**Problem details:**
Return the listing word for word, as given.

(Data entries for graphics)
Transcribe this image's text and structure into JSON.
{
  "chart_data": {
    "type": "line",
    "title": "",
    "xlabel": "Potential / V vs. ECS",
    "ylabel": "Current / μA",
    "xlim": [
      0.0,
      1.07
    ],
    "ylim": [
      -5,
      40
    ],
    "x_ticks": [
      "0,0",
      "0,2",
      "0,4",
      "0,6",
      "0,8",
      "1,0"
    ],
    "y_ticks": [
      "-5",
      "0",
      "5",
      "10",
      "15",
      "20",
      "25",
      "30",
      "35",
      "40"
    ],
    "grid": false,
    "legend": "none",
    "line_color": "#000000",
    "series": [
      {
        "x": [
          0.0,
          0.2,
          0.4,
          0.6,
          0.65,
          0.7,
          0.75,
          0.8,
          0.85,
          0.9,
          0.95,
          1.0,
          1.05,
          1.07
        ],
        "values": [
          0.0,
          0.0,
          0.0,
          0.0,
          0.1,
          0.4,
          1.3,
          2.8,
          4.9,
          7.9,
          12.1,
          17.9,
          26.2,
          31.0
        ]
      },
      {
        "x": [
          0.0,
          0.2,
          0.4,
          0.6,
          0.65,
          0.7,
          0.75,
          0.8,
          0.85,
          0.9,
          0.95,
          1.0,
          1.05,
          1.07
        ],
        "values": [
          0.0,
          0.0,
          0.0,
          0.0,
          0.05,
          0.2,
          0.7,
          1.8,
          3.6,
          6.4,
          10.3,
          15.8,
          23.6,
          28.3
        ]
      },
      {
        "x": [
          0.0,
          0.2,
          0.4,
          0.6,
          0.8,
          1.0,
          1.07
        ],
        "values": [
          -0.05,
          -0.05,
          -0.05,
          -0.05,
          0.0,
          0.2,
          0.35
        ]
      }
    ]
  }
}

**Exercise result:**
Transcribe this image's text and structure into JSON.
{
  "chart_data": {
    "type": "line",
    "title": "",
    "xlabel": "Potential / V vs. ECS",
    "ylabel": "Current / μA",
    "xlim": [
      0.0,
      1.07
    ],
    "ylim": [
      -5,
      40
    ],
    "x_ticks": [
      "0,0",
      "0,2",
      "0,4",
      "0,6",
      "0,8",
      "1,0"
    ],
    "y_ticks": [
      "-5",
      "0",
      "5",
      "10",
      "15",
      "20",
      "25",
      "30",
      "35",
      "40"
    ],
    "grid": false,
    "legend": "none",
    "line_color": "#000000",
    "series": [
      {
        "x": [
          0.0,
          0.2,
          0.4,
          0.6,
          0.65,
          0.7,
          0.75,
          0.8,
          0.85,
          0.9,
          0.95,
          1.0,
          1.05,
          1.07
        ],
        "values": [
          0.0,
          0.0,
          0.0,
          0.0,
          0.1,
          0.4,
          1.3,
          2.8,
          4.9,
          7.9,
          12.1,
          17.9,
          26.2,
          31.0
        ]
      },
      {
        "x": [
          0.0,
          0.2,
          0.4,
          0.6,
          0.65,
          0.7,
          0.75,
          0.8,
          0.85,
          0.9,
          0.95,
          1.0,
          1.05,
          1.07
        ],
        "values": [
          0.0,
          0.0,
          0.0,
          0.0,
          0.05,
          0.2,
          0.7,
          1.8,
          3.6,
          6.4,
          10.3,
          15.8,
          23.6,
          28.3
        ]
      },
      {
        "x": [
          0.0,
          0.2,
          0.4,
          0.6,
          0.8,
          1.0,
          1.07
        ],
        "values": [
          -0.05,
          -0.05,
          -0.05,
          -0.05,
          0.0,
          0.2,
          0.35
        ]
      }
    ]
  }
}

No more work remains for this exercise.